Instructions for the task: Reproduce every line of the entries below, renaming each "heatmap-cell" to "heatmap-tile" and leaving everything else as it stands.

Provided data:
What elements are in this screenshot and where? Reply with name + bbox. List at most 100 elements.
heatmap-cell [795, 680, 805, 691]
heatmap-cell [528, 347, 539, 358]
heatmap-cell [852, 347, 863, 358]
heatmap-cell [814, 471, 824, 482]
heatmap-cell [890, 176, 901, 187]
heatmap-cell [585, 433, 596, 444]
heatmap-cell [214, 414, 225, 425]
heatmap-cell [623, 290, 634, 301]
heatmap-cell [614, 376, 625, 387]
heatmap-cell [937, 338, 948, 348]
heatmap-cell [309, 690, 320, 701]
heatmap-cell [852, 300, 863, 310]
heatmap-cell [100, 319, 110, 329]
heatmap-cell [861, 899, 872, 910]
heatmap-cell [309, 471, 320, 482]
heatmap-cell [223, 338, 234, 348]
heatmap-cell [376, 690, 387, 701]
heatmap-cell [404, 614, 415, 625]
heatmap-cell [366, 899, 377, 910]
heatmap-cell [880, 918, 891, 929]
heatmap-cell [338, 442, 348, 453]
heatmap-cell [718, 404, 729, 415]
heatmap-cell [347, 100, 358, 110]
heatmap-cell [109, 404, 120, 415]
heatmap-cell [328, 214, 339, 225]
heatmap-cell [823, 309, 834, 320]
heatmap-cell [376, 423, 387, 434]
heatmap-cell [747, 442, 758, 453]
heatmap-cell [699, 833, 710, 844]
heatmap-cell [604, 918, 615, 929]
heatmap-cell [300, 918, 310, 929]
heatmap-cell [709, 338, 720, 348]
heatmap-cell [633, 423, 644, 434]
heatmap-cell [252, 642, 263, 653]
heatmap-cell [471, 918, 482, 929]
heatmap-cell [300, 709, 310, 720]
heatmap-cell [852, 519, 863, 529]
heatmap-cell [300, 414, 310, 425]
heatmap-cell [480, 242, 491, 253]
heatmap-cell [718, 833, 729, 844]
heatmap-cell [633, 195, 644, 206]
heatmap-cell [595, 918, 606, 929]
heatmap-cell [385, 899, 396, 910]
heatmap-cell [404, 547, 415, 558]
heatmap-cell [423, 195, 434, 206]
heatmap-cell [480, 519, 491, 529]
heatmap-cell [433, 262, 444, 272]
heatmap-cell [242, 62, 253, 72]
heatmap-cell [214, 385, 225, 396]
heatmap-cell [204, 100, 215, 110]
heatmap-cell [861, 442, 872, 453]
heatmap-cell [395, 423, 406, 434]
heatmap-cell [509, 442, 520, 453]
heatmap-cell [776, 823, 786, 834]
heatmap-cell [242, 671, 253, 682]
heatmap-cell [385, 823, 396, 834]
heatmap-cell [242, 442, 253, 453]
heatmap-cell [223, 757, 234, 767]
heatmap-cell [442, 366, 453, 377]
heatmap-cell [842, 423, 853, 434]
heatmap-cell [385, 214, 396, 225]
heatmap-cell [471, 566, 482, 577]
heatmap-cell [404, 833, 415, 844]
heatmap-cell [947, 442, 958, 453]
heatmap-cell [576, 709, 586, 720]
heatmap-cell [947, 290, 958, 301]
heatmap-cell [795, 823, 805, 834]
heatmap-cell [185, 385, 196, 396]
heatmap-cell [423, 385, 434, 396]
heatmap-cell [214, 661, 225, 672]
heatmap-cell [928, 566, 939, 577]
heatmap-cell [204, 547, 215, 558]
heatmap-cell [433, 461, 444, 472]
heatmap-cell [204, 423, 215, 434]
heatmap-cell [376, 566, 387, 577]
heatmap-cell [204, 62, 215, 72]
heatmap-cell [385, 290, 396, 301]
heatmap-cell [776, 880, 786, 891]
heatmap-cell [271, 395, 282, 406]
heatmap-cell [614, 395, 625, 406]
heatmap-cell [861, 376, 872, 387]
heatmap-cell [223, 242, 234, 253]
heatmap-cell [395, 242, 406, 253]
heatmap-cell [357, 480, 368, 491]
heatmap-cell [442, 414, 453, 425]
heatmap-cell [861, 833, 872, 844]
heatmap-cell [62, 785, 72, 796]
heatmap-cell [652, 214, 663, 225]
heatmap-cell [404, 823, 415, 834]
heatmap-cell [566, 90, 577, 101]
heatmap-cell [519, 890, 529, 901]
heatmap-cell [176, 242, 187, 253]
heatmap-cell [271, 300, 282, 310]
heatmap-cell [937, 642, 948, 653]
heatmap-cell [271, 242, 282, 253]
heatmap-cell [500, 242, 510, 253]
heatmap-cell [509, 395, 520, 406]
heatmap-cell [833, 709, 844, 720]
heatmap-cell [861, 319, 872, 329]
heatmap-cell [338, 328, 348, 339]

Task output:
What elements are in this screenshot and where? Reply with name + bbox. List at most 100 elements.
heatmap-tile [795, 680, 805, 691]
heatmap-tile [528, 347, 539, 358]
heatmap-tile [852, 347, 863, 358]
heatmap-tile [814, 471, 824, 482]
heatmap-tile [890, 176, 901, 187]
heatmap-tile [585, 433, 596, 444]
heatmap-tile [214, 414, 225, 425]
heatmap-tile [623, 290, 634, 301]
heatmap-tile [614, 376, 625, 387]
heatmap-tile [937, 338, 948, 348]
heatmap-tile [309, 690, 320, 701]
heatmap-tile [852, 300, 863, 310]
heatmap-tile [100, 319, 110, 329]
heatmap-tile [861, 899, 872, 910]
heatmap-tile [309, 471, 320, 482]
heatmap-tile [223, 338, 234, 348]
heatmap-tile [376, 690, 387, 701]
heatmap-tile [404, 614, 415, 625]
heatmap-tile [366, 899, 377, 910]
heatmap-tile [880, 918, 891, 929]
heatmap-tile [338, 442, 348, 453]
heatmap-tile [718, 404, 729, 415]
heatmap-tile [347, 100, 358, 110]
heatmap-tile [109, 404, 120, 415]
heatmap-tile [328, 214, 339, 225]
heatmap-tile [823, 309, 834, 320]
heatmap-tile [376, 423, 387, 434]
heatmap-tile [747, 442, 758, 453]
heatmap-tile [699, 833, 710, 844]
heatmap-tile [604, 918, 615, 929]
heatmap-tile [300, 918, 310, 929]
heatmap-tile [709, 338, 720, 348]
heatmap-tile [633, 423, 644, 434]
heatmap-tile [252, 642, 263, 653]
heatmap-tile [471, 918, 482, 929]
heatmap-tile [300, 709, 310, 720]
heatmap-tile [852, 519, 863, 529]
heatmap-tile [300, 414, 310, 425]
heatmap-tile [480, 242, 491, 253]
heatmap-tile [718, 833, 729, 844]
heatmap-tile [633, 195, 644, 206]
heatmap-tile [595, 918, 606, 929]
heatmap-tile [385, 899, 396, 910]
heatmap-tile [404, 547, 415, 558]
heatmap-tile [423, 195, 434, 206]
heatmap-tile [480, 519, 491, 529]
heatmap-tile [433, 262, 444, 272]
heatmap-tile [242, 62, 253, 72]
heatmap-tile [214, 385, 225, 396]
heatmap-tile [204, 100, 215, 110]
heatmap-tile [861, 442, 872, 453]
heatmap-tile [395, 423, 406, 434]
heatmap-tile [509, 442, 520, 453]
heatmap-tile [776, 823, 786, 834]
heatmap-tile [242, 671, 253, 682]
heatmap-tile [385, 823, 396, 834]
heatmap-tile [242, 442, 253, 453]
heatmap-tile [223, 757, 234, 767]
heatmap-tile [442, 366, 453, 377]
heatmap-tile [842, 423, 853, 434]
heatmap-tile [385, 214, 396, 225]
heatmap-tile [471, 566, 482, 577]
heatmap-tile [404, 833, 415, 844]
heatmap-tile [947, 442, 958, 453]
heatmap-tile [576, 709, 586, 720]
heatmap-tile [947, 290, 958, 301]
heatmap-tile [795, 823, 805, 834]
heatmap-tile [185, 385, 196, 396]
heatmap-tile [423, 385, 434, 396]
heatmap-tile [214, 661, 225, 672]
heatmap-tile [928, 566, 939, 577]
heatmap-tile [204, 547, 215, 558]
heatmap-tile [433, 461, 444, 472]
heatmap-tile [204, 423, 215, 434]
heatmap-tile [376, 566, 387, 577]
heatmap-tile [204, 62, 215, 72]
heatmap-tile [385, 290, 396, 301]
heatmap-tile [776, 880, 786, 891]
heatmap-tile [271, 395, 282, 406]
heatmap-tile [614, 395, 625, 406]
heatmap-tile [861, 376, 872, 387]
heatmap-tile [223, 242, 234, 253]
heatmap-tile [395, 242, 406, 253]
heatmap-tile [357, 480, 368, 491]
heatmap-tile [442, 414, 453, 425]
heatmap-tile [861, 833, 872, 844]
heatmap-tile [62, 785, 72, 796]
heatmap-tile [652, 214, 663, 225]
heatmap-tile [404, 823, 415, 834]
heatmap-tile [566, 90, 577, 101]
heatmap-tile [519, 890, 529, 901]
heatmap-tile [176, 242, 187, 253]
heatmap-tile [271, 300, 282, 310]
heatmap-tile [937, 642, 948, 653]
heatmap-tile [271, 242, 282, 253]
heatmap-tile [500, 242, 510, 253]
heatmap-tile [509, 395, 520, 406]
heatmap-tile [833, 709, 844, 720]
heatmap-tile [861, 319, 872, 329]
heatmap-tile [338, 328, 348, 339]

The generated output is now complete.